• AIM OF THE EXERCISE:
Every entry must be given again exactly.

--*--

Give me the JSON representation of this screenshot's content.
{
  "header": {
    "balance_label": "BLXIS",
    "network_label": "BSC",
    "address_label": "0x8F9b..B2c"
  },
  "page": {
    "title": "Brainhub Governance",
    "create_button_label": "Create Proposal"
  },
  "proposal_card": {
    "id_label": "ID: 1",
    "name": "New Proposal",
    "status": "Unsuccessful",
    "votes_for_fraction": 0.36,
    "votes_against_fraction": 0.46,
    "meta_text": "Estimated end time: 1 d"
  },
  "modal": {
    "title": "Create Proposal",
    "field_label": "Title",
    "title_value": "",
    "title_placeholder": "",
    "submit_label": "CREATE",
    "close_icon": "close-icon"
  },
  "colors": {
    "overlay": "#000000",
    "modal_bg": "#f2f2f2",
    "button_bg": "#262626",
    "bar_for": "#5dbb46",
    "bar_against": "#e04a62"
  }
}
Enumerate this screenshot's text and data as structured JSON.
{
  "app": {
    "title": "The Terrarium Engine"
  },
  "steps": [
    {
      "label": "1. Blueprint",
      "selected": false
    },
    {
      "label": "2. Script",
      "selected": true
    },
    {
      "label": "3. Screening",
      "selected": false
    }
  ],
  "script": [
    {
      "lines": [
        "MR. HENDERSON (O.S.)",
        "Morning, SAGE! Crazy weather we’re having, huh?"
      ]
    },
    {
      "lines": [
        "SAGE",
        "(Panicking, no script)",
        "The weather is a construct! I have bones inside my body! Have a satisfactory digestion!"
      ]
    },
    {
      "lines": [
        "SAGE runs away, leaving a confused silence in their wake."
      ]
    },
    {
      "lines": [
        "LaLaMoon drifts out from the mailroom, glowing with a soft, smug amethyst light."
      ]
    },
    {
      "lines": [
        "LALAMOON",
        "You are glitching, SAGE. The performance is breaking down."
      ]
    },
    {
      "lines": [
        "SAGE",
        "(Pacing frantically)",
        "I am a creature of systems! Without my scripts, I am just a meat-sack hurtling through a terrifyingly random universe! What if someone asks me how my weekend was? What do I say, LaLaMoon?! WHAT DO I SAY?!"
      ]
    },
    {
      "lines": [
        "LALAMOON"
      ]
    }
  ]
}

--*--

• RESPONSE BELOW:
Give me the JSON representation of this screenshot's content.
{
  "header": {
    "balance_label": "BLXIS",
    "network_label": "BSC",
    "address_label": "0x8F9b..B2c"
  },
  "page": {
    "title": "Brainhub Governance",
    "create_button_label": "Create Proposal"
  },
  "proposal_card": {
    "id_label": "ID: 1",
    "name": "New Proposal",
    "status": "Unsuccessful",
    "votes_for_fraction": 0.36,
    "votes_against_fraction": 0.46,
    "meta_text": "Estimated end time: 1 d"
  },
  "modal": {
    "title": "Create Proposal",
    "field_label": "Title",
    "title_value": "",
    "title_placeholder": "",
    "submit_label": "CREATE",
    "close_icon": "close-icon"
  },
  "colors": {
    "overlay": "#000000",
    "modal_bg": "#f2f2f2",
    "button_bg": "#262626",
    "bar_for": "#5dbb46",
    "bar_against": "#e04a62"
  }
}
Enumerate this screenshot's text and data as structured JSON.
{
  "app": {
    "title": "The Terrarium Engine"
  },
  "steps": [
    {
      "label": "1. Blueprint",
      "selected": false
    },
    {
      "label": "2. Script",
      "selected": true
    },
    {
      "label": "3. Screening",
      "selected": false
    }
  ],
  "script": [
    {
      "lines": [
        "MR. HENDERSON (O.S.)",
        "Morning, SAGE! Crazy weather we’re having, huh?"
      ]
    },
    {
      "lines": [
        "SAGE",
        "(Panicking, no script)",
        "The weather is a construct! I have bones inside my body! Have a satisfactory digestion!"
      ]
    },
    {
      "lines": [
        "SAGE runs away, leaving a confused silence in their wake."
      ]
    },
    {
      "lines": [
        "LaLaMoon drifts out from the mailroom, glowing with a soft, smug amethyst light."
      ]
    },
    {
      "lines": [
        "LALAMOON",
        "You are glitching, SAGE. The performance is breaking down."
      ]
    },
    {
      "lines": [
        "SAGE",
        "(Pacing frantically)",
        "I am a creature of systems! Without my scripts, I am just a meat-sack hurtling through a terrifyingly random universe! What if someone asks me how my weekend was? What do I say, LaLaMoon?! WHAT DO I SAY?!"
      ]
    },
    {
      "lines": [
        "LALAMOON"
      ]
    }
  ]
}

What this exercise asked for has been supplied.